Stated exercise: How many lines in these records hold the string "Ctrl"? Reply with the number alone.

=======

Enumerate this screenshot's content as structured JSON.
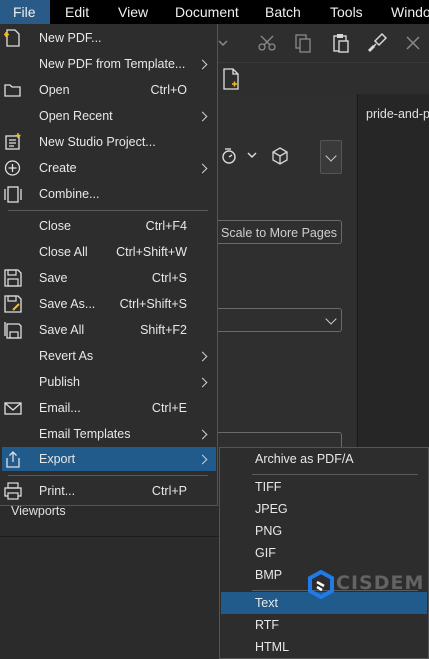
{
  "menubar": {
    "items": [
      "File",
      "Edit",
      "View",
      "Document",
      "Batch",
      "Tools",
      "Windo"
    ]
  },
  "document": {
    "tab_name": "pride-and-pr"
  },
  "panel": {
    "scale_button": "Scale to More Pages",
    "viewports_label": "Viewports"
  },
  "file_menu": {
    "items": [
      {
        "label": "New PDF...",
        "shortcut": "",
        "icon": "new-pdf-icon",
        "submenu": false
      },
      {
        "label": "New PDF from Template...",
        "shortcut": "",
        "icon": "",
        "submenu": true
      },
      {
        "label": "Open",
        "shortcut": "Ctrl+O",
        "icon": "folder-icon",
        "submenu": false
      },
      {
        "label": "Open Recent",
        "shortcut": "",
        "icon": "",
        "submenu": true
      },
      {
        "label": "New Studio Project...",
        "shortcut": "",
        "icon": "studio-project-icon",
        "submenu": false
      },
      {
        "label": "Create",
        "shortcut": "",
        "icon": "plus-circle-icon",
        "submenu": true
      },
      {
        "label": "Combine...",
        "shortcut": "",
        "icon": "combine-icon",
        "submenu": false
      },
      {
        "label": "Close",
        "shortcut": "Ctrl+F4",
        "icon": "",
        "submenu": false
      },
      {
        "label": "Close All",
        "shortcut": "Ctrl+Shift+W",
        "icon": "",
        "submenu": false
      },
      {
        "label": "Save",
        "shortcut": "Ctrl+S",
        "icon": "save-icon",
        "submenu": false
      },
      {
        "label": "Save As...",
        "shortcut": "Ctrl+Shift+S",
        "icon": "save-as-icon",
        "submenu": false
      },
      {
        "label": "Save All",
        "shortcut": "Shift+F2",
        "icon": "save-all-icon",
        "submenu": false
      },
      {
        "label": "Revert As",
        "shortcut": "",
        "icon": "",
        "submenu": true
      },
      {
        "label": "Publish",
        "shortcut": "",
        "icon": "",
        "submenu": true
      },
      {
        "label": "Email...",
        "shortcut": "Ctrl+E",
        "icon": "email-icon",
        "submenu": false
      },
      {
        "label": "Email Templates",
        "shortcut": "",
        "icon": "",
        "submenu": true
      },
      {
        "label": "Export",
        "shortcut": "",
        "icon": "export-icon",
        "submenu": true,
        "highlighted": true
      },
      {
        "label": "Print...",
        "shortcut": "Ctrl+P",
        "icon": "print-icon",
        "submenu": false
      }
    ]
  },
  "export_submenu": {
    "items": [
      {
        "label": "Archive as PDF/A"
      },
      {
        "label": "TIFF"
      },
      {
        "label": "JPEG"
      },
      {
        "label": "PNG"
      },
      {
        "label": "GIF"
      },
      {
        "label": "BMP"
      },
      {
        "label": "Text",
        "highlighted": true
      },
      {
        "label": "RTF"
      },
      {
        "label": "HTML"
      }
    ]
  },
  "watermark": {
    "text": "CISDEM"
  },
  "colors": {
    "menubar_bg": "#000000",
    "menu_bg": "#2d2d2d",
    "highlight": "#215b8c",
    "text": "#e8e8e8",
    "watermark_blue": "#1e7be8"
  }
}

=======

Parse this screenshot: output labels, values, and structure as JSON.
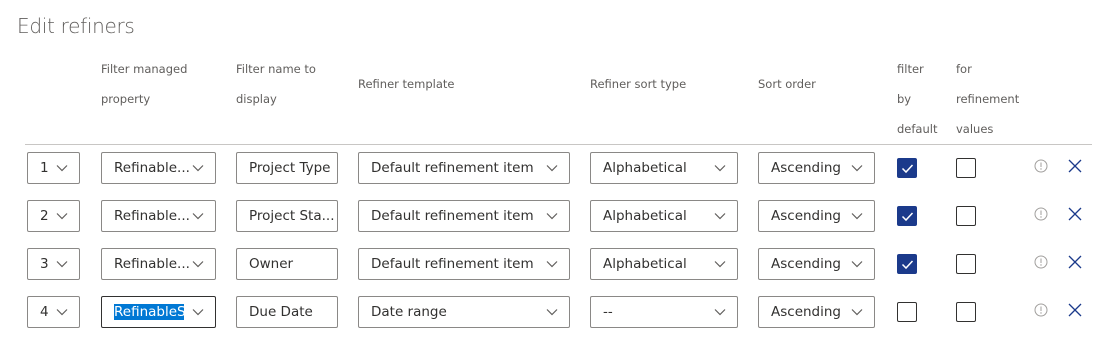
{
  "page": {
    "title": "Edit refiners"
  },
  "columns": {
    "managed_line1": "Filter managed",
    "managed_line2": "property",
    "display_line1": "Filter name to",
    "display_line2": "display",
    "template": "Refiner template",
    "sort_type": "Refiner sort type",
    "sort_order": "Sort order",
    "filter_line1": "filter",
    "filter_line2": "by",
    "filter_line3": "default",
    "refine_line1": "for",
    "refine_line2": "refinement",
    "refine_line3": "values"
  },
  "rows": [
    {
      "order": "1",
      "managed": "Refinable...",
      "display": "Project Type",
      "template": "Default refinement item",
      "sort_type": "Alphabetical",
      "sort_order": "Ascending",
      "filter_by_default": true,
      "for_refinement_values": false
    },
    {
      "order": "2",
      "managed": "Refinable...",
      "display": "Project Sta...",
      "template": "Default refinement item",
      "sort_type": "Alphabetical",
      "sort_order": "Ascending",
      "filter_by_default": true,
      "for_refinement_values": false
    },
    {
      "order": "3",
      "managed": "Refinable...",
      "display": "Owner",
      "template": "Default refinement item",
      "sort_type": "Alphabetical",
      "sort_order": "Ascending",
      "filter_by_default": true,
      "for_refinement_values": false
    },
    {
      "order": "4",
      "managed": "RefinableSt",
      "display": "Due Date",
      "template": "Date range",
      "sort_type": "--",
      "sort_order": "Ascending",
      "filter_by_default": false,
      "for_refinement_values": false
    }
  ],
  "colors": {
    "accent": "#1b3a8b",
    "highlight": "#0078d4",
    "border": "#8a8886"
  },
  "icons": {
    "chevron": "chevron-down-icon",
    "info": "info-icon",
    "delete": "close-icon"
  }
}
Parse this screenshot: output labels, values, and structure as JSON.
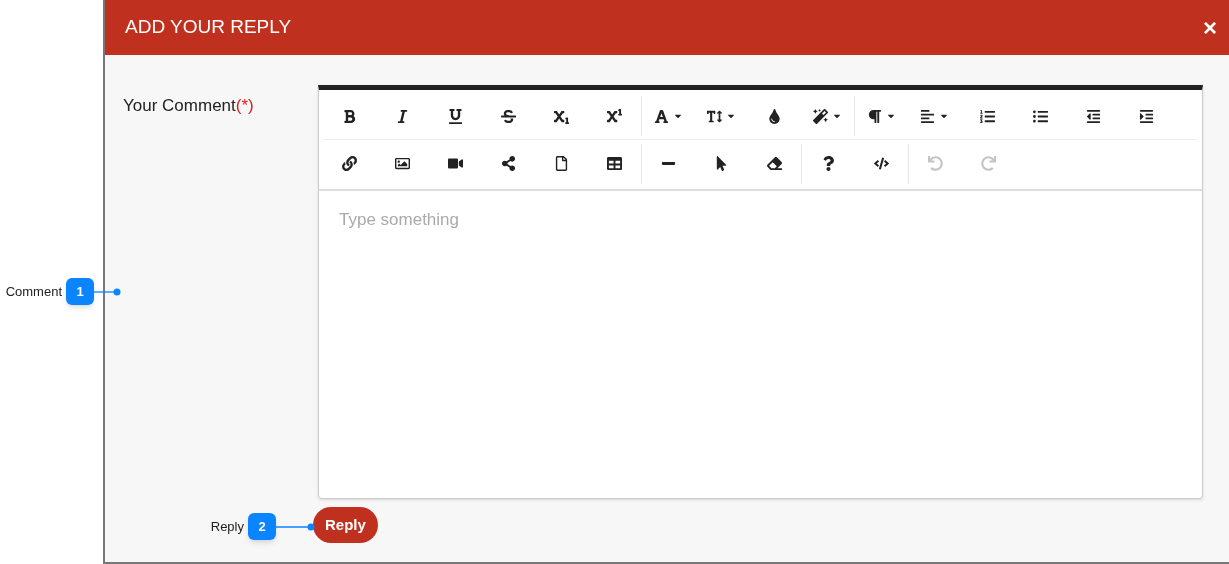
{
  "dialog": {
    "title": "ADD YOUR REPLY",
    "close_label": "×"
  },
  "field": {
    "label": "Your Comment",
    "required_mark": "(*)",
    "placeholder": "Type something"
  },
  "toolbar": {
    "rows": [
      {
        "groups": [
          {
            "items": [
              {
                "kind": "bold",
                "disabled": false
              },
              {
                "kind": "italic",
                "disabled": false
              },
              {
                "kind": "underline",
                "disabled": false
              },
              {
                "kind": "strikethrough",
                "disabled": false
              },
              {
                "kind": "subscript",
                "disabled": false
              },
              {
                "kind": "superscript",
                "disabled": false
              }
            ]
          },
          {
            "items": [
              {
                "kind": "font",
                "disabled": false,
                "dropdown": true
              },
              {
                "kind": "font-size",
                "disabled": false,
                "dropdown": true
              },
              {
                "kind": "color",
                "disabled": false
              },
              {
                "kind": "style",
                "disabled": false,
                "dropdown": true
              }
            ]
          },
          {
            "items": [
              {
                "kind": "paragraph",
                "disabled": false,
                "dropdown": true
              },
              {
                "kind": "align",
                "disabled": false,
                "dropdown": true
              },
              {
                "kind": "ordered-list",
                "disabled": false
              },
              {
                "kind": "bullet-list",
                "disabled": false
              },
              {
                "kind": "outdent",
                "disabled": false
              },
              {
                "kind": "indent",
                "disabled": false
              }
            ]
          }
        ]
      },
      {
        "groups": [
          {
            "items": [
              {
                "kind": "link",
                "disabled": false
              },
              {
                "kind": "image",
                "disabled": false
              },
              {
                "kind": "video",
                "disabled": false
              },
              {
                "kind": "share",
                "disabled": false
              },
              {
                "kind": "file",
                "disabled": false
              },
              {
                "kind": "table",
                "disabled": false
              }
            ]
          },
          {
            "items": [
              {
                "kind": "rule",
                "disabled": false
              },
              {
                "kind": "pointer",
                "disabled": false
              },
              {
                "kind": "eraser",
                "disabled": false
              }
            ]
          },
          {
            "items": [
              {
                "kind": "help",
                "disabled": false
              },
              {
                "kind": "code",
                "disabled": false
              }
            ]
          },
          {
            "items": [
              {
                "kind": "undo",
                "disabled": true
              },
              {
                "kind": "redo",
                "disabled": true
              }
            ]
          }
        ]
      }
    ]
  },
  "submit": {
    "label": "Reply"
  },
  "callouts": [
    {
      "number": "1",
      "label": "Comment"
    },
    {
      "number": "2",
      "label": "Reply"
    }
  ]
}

=======

Answer to the task: 7